■ PROBLEM ■
Which lines run from the one containing "Convert this chart" to the end of the entries? Quote them exactly, and nothing else.

■ DATA TO PROCESS ■
+ + + + +
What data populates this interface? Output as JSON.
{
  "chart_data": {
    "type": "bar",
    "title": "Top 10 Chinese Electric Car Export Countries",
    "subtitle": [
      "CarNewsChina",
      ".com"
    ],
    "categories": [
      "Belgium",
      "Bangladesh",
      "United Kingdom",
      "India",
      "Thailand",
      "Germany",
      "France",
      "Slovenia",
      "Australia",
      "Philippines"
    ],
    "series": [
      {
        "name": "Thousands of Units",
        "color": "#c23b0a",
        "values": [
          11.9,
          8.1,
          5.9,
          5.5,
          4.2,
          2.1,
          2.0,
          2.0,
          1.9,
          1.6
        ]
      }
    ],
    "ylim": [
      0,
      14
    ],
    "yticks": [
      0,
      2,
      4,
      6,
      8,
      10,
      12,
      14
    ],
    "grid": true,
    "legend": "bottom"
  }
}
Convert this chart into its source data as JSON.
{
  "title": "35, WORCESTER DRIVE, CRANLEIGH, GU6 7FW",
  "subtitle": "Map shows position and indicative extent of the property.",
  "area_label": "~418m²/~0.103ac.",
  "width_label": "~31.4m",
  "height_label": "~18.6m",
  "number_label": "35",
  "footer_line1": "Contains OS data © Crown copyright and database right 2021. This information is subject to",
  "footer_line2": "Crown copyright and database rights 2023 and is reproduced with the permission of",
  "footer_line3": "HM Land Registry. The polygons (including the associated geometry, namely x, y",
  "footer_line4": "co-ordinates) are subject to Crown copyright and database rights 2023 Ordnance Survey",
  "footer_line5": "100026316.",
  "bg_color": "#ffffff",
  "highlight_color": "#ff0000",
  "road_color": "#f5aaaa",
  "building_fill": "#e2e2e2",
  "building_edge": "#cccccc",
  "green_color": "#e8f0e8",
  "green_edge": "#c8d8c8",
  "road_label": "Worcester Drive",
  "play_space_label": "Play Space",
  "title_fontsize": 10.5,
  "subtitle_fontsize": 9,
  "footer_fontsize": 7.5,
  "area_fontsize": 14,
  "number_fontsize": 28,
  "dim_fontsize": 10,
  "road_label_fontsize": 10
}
+ + + + +
■ OUTPUT OF THE EXERCISE ■
Convert this chart into its source data as JSON.
{
  "title": "35, WORCESTER DRIVE, CRANLEIGH, GU6 7FW",
  "subtitle": "Map shows position and indicative extent of the property.",
  "area_label": "~418m²/~0.103ac.",
  "width_label": "~31.4m",
  "height_label": "~18.6m",
  "number_label": "35",
  "footer_line1": "Contains OS data © Crown copyright and database right 2021. This information is subject to",
  "footer_line2": "Crown copyright and database rights 2023 and is reproduced with the permission of",
  "footer_line3": "HM Land Registry. The polygons (including the associated geometry, namely x, y",
  "footer_line4": "co-ordinates) are subject to Crown copyright and database rights 2023 Ordnance Survey",
  "footer_line5": "100026316.",
  "bg_color": "#ffffff",
  "highlight_color": "#ff0000",
  "road_color": "#f5aaaa",
  "building_fill": "#e2e2e2",
  "building_edge": "#cccccc",
  "green_color": "#e8f0e8",
  "green_edge": "#c8d8c8",
  "road_label": "Worcester Drive",
  "play_space_label": "Play Space",
  "title_fontsize": 10.5,
  "subtitle_fontsize": 9,
  "footer_fontsize": 7.5,
  "area_fontsize": 14,
  "number_fontsize": 28,
  "dim_fontsize": 10,
  "road_label_fontsize": 10
}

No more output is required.